__Objective__
Search the material below for the word "хочу". Copy every line that has it.

(Dataset items)
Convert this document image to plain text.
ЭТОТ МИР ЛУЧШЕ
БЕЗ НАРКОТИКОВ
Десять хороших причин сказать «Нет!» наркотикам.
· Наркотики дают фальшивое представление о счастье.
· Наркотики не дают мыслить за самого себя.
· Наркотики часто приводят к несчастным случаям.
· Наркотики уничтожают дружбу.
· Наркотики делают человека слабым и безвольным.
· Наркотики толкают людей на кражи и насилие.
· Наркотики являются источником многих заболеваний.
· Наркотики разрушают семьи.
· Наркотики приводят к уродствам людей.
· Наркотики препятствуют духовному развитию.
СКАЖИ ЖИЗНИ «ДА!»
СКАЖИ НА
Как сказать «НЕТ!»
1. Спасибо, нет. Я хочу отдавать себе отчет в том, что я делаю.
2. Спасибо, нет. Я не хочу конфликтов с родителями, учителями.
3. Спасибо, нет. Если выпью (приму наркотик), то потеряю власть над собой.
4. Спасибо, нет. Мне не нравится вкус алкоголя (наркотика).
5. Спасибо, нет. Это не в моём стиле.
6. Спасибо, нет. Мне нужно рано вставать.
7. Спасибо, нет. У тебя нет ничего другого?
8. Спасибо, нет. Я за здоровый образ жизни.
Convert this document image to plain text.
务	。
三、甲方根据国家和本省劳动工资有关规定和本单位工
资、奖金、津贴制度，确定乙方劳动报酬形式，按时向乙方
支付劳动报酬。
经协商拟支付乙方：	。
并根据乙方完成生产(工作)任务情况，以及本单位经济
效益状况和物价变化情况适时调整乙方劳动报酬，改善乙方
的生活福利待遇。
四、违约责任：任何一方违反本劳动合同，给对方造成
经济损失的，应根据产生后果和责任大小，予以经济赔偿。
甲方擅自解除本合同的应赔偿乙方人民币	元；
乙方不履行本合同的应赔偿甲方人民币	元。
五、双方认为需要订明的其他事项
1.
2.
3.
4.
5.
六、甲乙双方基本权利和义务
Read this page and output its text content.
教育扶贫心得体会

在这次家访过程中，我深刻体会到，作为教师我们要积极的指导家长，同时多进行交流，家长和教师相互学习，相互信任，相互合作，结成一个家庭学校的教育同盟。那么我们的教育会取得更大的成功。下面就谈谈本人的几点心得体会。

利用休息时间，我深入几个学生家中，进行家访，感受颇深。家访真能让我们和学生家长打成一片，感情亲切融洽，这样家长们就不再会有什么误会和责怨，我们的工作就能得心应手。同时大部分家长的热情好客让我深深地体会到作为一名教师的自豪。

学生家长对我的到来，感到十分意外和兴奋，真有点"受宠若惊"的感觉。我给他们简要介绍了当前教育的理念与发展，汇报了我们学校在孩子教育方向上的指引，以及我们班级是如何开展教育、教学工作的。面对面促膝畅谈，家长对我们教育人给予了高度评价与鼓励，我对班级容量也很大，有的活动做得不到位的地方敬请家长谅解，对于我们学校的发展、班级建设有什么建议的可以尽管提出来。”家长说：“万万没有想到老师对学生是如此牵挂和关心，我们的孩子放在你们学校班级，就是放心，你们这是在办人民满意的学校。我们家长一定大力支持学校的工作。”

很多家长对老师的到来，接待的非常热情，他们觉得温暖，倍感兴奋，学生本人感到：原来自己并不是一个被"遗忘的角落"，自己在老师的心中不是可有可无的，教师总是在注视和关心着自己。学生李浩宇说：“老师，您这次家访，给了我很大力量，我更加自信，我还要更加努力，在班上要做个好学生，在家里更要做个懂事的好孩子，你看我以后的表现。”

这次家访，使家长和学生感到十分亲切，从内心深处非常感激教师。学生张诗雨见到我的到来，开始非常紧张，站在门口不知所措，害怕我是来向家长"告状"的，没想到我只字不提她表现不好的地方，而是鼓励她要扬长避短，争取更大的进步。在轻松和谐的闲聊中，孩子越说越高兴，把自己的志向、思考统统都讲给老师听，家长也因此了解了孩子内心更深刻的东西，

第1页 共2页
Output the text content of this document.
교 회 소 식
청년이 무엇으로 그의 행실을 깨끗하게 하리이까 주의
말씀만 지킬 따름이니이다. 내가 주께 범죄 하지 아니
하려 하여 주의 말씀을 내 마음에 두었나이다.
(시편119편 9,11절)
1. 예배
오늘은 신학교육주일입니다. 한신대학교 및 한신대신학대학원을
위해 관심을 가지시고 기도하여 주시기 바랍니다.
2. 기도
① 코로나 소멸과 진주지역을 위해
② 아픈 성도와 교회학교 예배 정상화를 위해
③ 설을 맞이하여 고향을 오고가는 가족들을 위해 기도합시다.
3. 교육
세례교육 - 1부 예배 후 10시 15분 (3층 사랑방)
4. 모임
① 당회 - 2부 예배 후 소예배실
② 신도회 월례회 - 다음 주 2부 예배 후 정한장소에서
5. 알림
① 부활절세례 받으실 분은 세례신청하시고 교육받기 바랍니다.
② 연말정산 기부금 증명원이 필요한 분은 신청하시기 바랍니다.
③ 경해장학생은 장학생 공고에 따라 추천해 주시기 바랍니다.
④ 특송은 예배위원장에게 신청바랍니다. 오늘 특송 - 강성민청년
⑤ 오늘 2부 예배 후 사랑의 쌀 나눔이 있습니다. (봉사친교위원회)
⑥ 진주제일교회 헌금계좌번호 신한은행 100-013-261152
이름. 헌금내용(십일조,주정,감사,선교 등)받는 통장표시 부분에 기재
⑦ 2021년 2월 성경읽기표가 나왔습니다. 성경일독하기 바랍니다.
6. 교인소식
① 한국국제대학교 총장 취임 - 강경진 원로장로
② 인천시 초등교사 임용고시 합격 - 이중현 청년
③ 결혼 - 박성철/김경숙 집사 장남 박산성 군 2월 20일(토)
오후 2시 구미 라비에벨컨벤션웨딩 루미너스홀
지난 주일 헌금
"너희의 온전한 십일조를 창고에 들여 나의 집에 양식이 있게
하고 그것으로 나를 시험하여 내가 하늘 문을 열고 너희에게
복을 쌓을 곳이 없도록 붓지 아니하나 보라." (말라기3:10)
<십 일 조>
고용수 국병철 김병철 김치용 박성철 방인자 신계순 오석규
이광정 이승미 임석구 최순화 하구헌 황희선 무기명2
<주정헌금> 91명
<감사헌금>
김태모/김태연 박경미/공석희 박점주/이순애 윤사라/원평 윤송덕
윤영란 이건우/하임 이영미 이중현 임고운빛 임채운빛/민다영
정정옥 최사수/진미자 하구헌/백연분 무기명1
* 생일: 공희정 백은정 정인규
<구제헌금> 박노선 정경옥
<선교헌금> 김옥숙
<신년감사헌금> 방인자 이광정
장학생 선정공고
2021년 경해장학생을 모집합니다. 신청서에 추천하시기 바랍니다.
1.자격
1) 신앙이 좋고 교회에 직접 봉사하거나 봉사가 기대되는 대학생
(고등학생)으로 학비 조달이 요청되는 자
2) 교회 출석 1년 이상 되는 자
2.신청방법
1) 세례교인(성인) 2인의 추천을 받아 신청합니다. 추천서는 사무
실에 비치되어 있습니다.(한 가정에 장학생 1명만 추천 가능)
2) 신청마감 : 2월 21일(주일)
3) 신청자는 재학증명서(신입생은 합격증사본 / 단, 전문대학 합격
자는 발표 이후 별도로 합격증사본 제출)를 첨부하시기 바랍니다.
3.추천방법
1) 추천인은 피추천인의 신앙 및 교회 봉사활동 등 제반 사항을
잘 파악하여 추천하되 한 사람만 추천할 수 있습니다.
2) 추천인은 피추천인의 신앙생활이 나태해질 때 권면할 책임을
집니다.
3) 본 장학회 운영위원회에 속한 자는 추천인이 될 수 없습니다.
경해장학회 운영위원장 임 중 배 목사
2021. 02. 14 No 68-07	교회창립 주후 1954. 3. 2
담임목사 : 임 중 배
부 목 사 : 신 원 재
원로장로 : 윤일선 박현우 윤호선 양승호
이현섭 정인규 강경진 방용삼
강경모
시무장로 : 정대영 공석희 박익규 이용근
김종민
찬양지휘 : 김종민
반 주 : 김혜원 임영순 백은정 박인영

__Exercise solution__
1. Спасибо, нет. Я хочу отдавать себе отчет в том, что я делаю.
2. Спасибо, нет. Я не хочу конфликтов с родителями, учителями.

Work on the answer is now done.